# Job A
In the Azores article, write out the part that opens with the words "Blue whales soak" and closes with "all their glory.", switching "Blue whales" to "Sperm whales".

──────── Document ────────

Sight for Azores eyes
Roger Crow has a whale of a time in the Atlantic waters around this volcanic island paradise
BOOM! I crash through the umpteenth wave, and my stomach lurches. Crash! My rigid inflatable boat (RIB) descends into a valley of mercurial spray, and ploughs on, slicing a path through the swell.
I’m not the first person to feel that sense of urgency in this part of the world, racing through the Azorean waves with fellow travellers in search of whales.
These north Atlantic waters, more than 1,500 miles from the UK, were once the hunting ground for magnificent mammals of all shapes and sizes. Local fishermen spent decades hunting them for their oil and meat, and that legacy is ever-present in the Azores’ cafés, statues and artwork.
The whalers’ lives are charted in a series of museums scattered around the nine volcanic islands, such as Museu dos Baleeiros, an old whaling boat house-turned-whaling museum, and Museu da Industria Baleeira de São Roque do Pico, a former whaling factory.
They make for a compelling and, at times, disturbing experience, illustrating the controversial history of this industry on engraved bones (scrimshaw) and via props such as harpoon guns and boats.
These days, whale hunting is an horrific prospect, not least because these behemoths have been surfing on the shores of extinction for decades.
For the past 30 years, however, life in the islands – Pico, Santa Maria, São Miguel, Terceira, Graciosa, São Jorge, Faial, Flores and Corvo – has been rather different, partly because of those mighty whales who patrol its waters.
The last commercial whaling factory closed in 1984 and, thankfully, whale-watching boats have replaced fishermen’s barges.
Today, the whale is celebrated rather than hunted in this, the western-most part of Europe. In August, for example, Semana dos Baleeiros – a traditional Azorean festival on Pico – will once more highlight the archipelago’s whale heritage.
It’s one of the world’s best regions for whale spotting.
I set off in a small RIB from Ponta Delgada (São Miguel). Choppy waters, a small breakfast and a long trek have left my stomach doing back flips as we lurch up and down, and side to side. That said, it’s worth every second of unease as the sights are glorious.
Blue whales soak up the sun, saluting the skies with enormous flippers, showing off like red carpet celebrities for the cameras. I’m keen to capture every water spout and fin in all their glory.

────────

# Job B
From the entries below, copy unchanged the part that opens with the line containing "y-tick-label: -30 (71, 335, 106, 362)" and closes with the line containing "data-point (931, 64, 949, 82)", both of those lines included.

──────── Supplied entries ────────

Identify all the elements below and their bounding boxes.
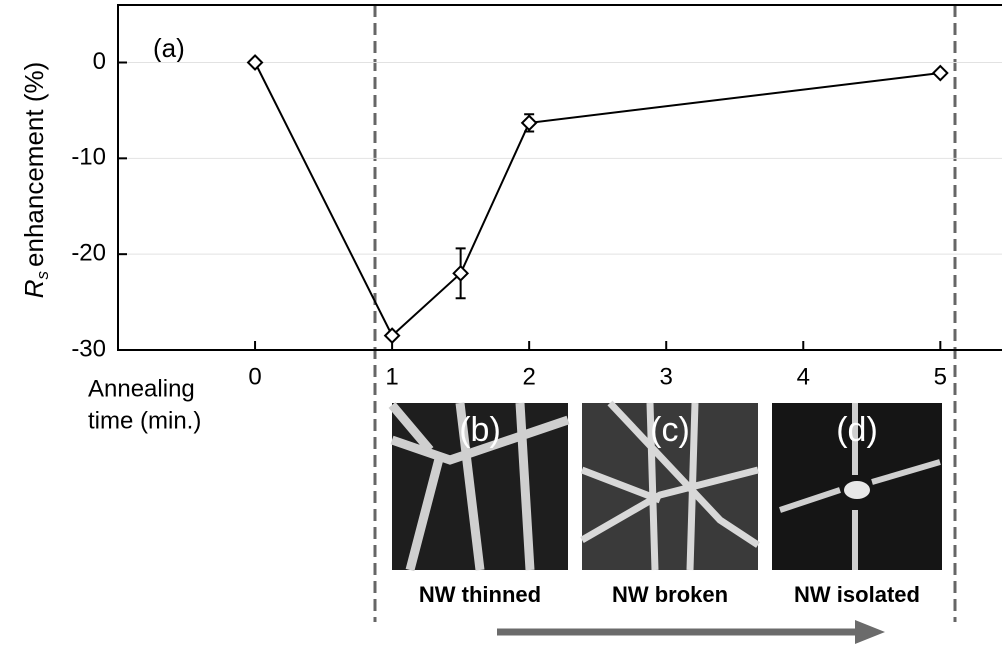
y-tick-label: -30 (71, 335, 106, 362)
x-tick-label: 1 (385, 363, 398, 390)
x-axis-label: Annealing (88, 375, 195, 402)
sem-image-c (580, 400, 760, 571)
panel-label: (b) (459, 411, 501, 449)
y-axis-label: Rs enhancement (%) (19, 62, 53, 299)
series-line (254, 62, 941, 338)
panel-label: (d) (836, 411, 878, 449)
panel-caption: NW isolated (794, 582, 920, 607)
x-tick-label: 4 (797, 363, 810, 390)
panel-caption: NW broken (612, 582, 728, 607)
y-tick-label: 0 (93, 48, 106, 75)
data-point (931, 64, 949, 82)
sem-image-b (388, 402, 570, 572)
data-point (246, 54, 264, 71)
panel-caption: NW thinned (419, 582, 541, 607)
panel-label: (c) (650, 411, 690, 449)
y-tick-label: -20 (71, 240, 106, 267)
x-tick-label: 3 (660, 363, 673, 390)
arrow-head (855, 620, 885, 644)
x-axis-label: time (min.) (88, 407, 201, 434)
axis-frame (117, 4, 1002, 351)
y-axis-symbol: R (19, 279, 49, 298)
x-tick-label: 5 (934, 363, 947, 390)
y-tick-label: -10 (71, 144, 106, 171)
y-axis-text: enhancement (%) (19, 62, 49, 267)
data-point (520, 114, 538, 132)
x-tick-label: 0 (248, 363, 261, 390)
x-tick-label: 2 (522, 363, 535, 390)
data-point (383, 327, 401, 345)
data-point (452, 264, 470, 282)
sem-image-d (772, 403, 942, 570)
y-axis-subscript: s (33, 270, 52, 279)
panel-annotation: (a) (153, 33, 185, 63)
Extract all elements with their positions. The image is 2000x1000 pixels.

────────

# Written reply A
Sperm whales soak up the sun, saluting the skies with enormous flippers, showing off like red carpet celebrities for the cameras. I’m keen to capture every water spout and fin in all their glory.

# Written reply B
y-tick-label: -30 (71, 335, 106, 362)
x-tick-label: 1 (385, 363, 398, 390)
x-axis-label: Annealing (88, 375, 195, 402)
sem-image-c (580, 400, 760, 571)
panel-label: (b) (459, 411, 501, 449)
y-axis-label: Rs enhancement (%) (19, 62, 53, 299)
series-line (254, 62, 941, 338)
panel-label: (d) (836, 411, 878, 449)
panel-caption: NW isolated (794, 582, 920, 607)
x-tick-label: 4 (797, 363, 810, 390)
panel-caption: NW broken (612, 582, 728, 607)
y-tick-label: 0 (93, 48, 106, 75)
data-point (931, 64, 949, 82)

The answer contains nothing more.